Dataset records
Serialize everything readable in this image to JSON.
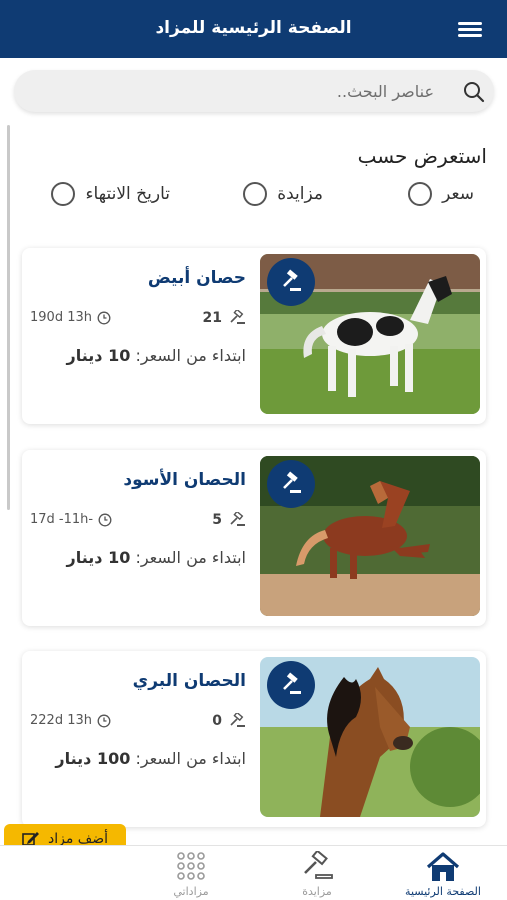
{
  "header": {
    "title": "الصفحة الرئيسية للمزاد",
    "menu_icon": "hamburger-menu-icon"
  },
  "search": {
    "placeholder": "عناصر البحث..",
    "icon": "search-icon"
  },
  "sort": {
    "title": "استعرض حسب",
    "options": [
      {
        "label": "سعر"
      },
      {
        "label": "مزايدة"
      },
      {
        "label": "تاريخ الانتهاء"
      }
    ]
  },
  "auctions": [
    {
      "name": "حصان أبيض",
      "bids": "21",
      "time": "190d 13h",
      "price_label": "ابتداء من السعر:",
      "price_value": "10 دينار"
    },
    {
      "name": "الحصان الأسود",
      "bids": "5",
      "time": "17d -11h-",
      "price_label": "ابتداء من السعر:",
      "price_value": "10 دينار"
    },
    {
      "name": "الحصان البري",
      "bids": "0",
      "time": "222d 13h",
      "price_label": "ابتداء من السعر:",
      "price_value": "100 دينار"
    }
  ],
  "add_button": {
    "label": "أضف مزاد"
  },
  "bottom_nav": [
    {
      "label": "الصفحة الرئيسية",
      "icon": "home-icon",
      "active": true
    },
    {
      "label": "مزايدة",
      "icon": "gavel-icon",
      "active": false
    },
    {
      "label": "مزاداتي",
      "icon": "grid-icon",
      "active": false
    }
  ],
  "colors": {
    "primary": "#0f3b73",
    "accent": "#f5b800",
    "muted": "#9a9a9a"
  }
}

### Exercise prompt
Your copy should match the records word for word, with the pictures removed.

### Problem solution
Serialize everything readable in this image to JSON.
{
  "header": {
    "title": "الصفحة الرئيسية للمزاد",
    "menu_icon": "hamburger-menu-icon"
  },
  "search": {
    "placeholder": "عناصر البحث..",
    "icon": "search-icon"
  },
  "sort": {
    "title": "استعرض حسب",
    "options": [
      {
        "label": "سعر"
      },
      {
        "label": "مزايدة"
      },
      {
        "label": "تاريخ الانتهاء"
      }
    ]
  },
  "auctions": [
    {
      "name": "حصان أبيض",
      "bids": "21",
      "time": "190d 13h",
      "price_label": "ابتداء من السعر:",
      "price_value": "10 دينار"
    },
    {
      "name": "الحصان الأسود",
      "bids": "5",
      "time": "17d -11h-",
      "price_label": "ابتداء من السعر:",
      "price_value": "10 دينار"
    },
    {
      "name": "الحصان البري",
      "bids": "0",
      "time": "222d 13h",
      "price_label": "ابتداء من السعر:",
      "price_value": "100 دينار"
    }
  ],
  "add_button": {
    "label": "أضف مزاد"
  },
  "bottom_nav": [
    {
      "label": "الصفحة الرئيسية",
      "icon": "home-icon",
      "active": true
    },
    {
      "label": "مزايدة",
      "icon": "gavel-icon",
      "active": false
    },
    {
      "label": "مزاداتي",
      "icon": "grid-icon",
      "active": false
    }
  ],
  "colors": {
    "primary": "#0f3b73",
    "accent": "#f5b800",
    "muted": "#9a9a9a"
  }
}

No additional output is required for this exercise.